══ Dataset records ══

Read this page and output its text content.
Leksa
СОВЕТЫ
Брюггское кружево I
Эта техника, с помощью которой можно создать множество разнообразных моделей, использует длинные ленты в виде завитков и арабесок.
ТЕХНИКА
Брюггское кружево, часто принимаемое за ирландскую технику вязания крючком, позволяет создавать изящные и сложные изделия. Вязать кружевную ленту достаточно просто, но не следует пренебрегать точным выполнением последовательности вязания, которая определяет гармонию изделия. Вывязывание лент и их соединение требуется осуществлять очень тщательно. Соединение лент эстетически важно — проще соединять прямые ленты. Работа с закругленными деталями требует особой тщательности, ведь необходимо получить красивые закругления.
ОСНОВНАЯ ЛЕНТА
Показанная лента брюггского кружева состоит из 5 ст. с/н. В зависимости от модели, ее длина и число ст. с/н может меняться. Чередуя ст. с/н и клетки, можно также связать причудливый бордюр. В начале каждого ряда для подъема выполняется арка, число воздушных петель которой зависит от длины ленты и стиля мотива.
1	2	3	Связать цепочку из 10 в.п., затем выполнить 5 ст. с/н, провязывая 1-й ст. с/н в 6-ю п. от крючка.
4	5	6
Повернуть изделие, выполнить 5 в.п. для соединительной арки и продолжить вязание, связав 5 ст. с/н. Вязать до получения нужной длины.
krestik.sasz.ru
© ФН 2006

═══

Copy every line of the material, please, keeping it exactly the same.

### Task answer
Read this page and output its text content.
Leksa
СОВЕТЫ
Брюггское кружево I
Эта техника, с помощью которой можно создать множество разнообразных моделей, использует длинные ленты в виде завитков и арабесок.
ТЕХНИКА
Брюггское кружево, часто принимаемое за ирландскую технику вязания крючком, позволяет создавать изящные и сложные изделия. Вязать кружевную ленту достаточно просто, но не следует пренебрегать точным выполнением последовательности вязания, которая определяет гармонию изделия. Вывязывание лент и их соединение требуется осуществлять очень тщательно. Соединение лент эстетически важно — проще соединять прямые ленты. Работа с закругленными деталями требует особой тщательности, ведь необходимо получить красивые закругления.
ОСНОВНАЯ ЛЕНТА
Показанная лента брюггского кружева состоит из 5 ст. с/н. В зависимости от модели, ее длина и число ст. с/н может меняться. Чередуя ст. с/н и клетки, можно также связать причудливый бордюр. В начале каждого ряда для подъема выполняется арка, число воздушных петель которой зависит от длины ленты и стиля мотива.
1	2	3	Связать цепочку из 10 в.п., затем выполнить 5 ст. с/н, провязывая 1-й ст. с/н в 6-ю п. от крючка.
4	5	6
Повернуть изделие, выполнить 5 в.п. для соединительной арки и продолжить вязание, связав 5 ст. с/н. Вязать до получения нужной длины.
krestik.sasz.ru
© ФН 2006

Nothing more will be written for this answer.